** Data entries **
------

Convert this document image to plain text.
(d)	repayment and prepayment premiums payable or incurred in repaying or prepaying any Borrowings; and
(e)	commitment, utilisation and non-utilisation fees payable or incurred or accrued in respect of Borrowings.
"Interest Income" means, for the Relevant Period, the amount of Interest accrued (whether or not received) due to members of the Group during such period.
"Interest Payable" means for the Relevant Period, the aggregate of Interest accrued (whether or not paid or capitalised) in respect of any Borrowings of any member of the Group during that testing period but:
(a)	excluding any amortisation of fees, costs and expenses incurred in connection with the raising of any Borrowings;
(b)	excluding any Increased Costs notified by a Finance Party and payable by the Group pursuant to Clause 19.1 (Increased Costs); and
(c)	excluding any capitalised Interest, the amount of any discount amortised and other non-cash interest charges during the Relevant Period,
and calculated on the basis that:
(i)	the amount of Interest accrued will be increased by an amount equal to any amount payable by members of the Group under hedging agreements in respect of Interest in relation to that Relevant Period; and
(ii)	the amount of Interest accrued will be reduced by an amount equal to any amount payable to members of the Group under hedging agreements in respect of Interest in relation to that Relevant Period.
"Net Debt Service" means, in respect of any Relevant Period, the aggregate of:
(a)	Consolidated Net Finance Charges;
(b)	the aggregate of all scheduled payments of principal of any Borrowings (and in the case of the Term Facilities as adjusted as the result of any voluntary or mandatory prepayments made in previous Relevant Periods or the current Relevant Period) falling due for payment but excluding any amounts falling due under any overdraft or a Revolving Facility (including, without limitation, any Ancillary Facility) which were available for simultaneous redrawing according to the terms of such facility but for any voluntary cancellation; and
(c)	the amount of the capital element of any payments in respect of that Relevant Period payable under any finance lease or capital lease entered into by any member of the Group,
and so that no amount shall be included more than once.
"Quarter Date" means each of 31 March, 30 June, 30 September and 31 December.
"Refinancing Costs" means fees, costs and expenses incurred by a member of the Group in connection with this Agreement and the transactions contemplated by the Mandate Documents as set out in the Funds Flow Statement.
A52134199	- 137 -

------

** Problem to work on **
Copy out every entry again, exactly as it was given.

** Answer to this exercise **
Convert this document image to plain text.
(d)	repayment and prepayment premiums payable or incurred in repaying or prepaying any Borrowings; and
(e)	commitment, utilisation and non-utilisation fees payable or incurred or accrued in respect of Borrowings.
"Interest Income" means, for the Relevant Period, the amount of Interest accrued (whether or not received) due to members of the Group during such period.
"Interest Payable" means for the Relevant Period, the aggregate of Interest accrued (whether or not paid or capitalised) in respect of any Borrowings of any member of the Group during that testing period but:
(a)	excluding any amortisation of fees, costs and expenses incurred in connection with the raising of any Borrowings;
(b)	excluding any Increased Costs notified by a Finance Party and payable by the Group pursuant to Clause 19.1 (Increased Costs); and
(c)	excluding any capitalised Interest, the amount of any discount amortised and other non-cash interest charges during the Relevant Period,
and calculated on the basis that:
(i)	the amount of Interest accrued will be increased by an amount equal to any amount payable by members of the Group under hedging agreements in respect of Interest in relation to that Relevant Period; and
(ii)	the amount of Interest accrued will be reduced by an amount equal to any amount payable to members of the Group under hedging agreements in respect of Interest in relation to that Relevant Period.
"Net Debt Service" means, in respect of any Relevant Period, the aggregate of:
(a)	Consolidated Net Finance Charges;
(b)	the aggregate of all scheduled payments of principal of any Borrowings (and in the case of the Term Facilities as adjusted as the result of any voluntary or mandatory prepayments made in previous Relevant Periods or the current Relevant Period) falling due for payment but excluding any amounts falling due under any overdraft or a Revolving Facility (including, without limitation, any Ancillary Facility) which were available for simultaneous redrawing according to the terms of such facility but for any voluntary cancellation; and
(c)	the amount of the capital element of any payments in respect of that Relevant Period payable under any finance lease or capital lease entered into by any member of the Group,
and so that no amount shall be included more than once.
"Quarter Date" means each of 31 March, 30 June, 30 September and 31 December.
"Refinancing Costs" means fees, costs and expenses incurred by a member of the Group in connection with this Agreement and the transactions contemplated by the Mandate Documents as set out in the Funds Flow Statement.
A52134199	- 137 -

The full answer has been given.